DATASET RECORDS:

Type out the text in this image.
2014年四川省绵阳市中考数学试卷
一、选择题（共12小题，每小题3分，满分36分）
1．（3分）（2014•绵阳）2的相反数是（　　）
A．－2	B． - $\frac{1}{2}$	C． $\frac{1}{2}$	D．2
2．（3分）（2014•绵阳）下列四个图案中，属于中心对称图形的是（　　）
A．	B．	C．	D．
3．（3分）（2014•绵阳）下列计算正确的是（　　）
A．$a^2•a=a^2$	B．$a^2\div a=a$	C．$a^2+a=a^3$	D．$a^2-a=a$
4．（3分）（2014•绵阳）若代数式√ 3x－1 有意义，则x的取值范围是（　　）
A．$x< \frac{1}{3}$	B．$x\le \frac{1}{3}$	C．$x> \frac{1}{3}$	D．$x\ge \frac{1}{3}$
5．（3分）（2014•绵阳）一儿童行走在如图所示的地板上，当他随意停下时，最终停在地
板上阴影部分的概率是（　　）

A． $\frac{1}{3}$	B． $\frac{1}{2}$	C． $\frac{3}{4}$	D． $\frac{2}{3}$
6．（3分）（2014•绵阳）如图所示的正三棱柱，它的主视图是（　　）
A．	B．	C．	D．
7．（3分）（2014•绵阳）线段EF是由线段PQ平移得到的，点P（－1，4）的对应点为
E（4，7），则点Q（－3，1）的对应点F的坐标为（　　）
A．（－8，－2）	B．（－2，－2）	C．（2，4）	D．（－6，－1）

GIVEN REQUEST: Produce an exact copy of all the records.

WRITTEN ANSWER:
Type out the text in this image.
2014年四川省绵阳市中考数学试卷
一、选择题（共12小题，每小题3分，满分36分）
1．（3分）（2014•绵阳）2的相反数是（　　）
A．－2	B． - $\frac{1}{2}$	C． $\frac{1}{2}$	D．2
2．（3分）（2014•绵阳）下列四个图案中，属于中心对称图形的是（　　）
A．	B．	C．	D．
3．（3分）（2014•绵阳）下列计算正确的是（　　）
A．$a^2•a=a^2$	B．$a^2\div a=a$	C．$a^2+a=a^3$	D．$a^2-a=a$
4．（3分）（2014•绵阳）若代数式√ 3x－1 有意义，则x的取值范围是（　　）
A．$x< \frac{1}{3}$	B．$x\le \frac{1}{3}$	C．$x> \frac{1}{3}$	D．$x\ge \frac{1}{3}$
5．（3分）（2014•绵阳）一儿童行走在如图所示的地板上，当他随意停下时，最终停在地
板上阴影部分的概率是（　　）

A． $\frac{1}{3}$	B． $\frac{1}{2}$	C． $\frac{3}{4}$	D． $\frac{2}{3}$
6．（3分）（2014•绵阳）如图所示的正三棱柱，它的主视图是（　　）
A．	B．	C．	D．
7．（3分）（2014•绵阳）线段EF是由线段PQ平移得到的，点P（－1，4）的对应点为
E（4，7），则点Q（－3，1）的对应点F的坐标为（　　）
A．（－8，－2）	B．（－2，－2）	C．（2，4）	D．（－6，－1）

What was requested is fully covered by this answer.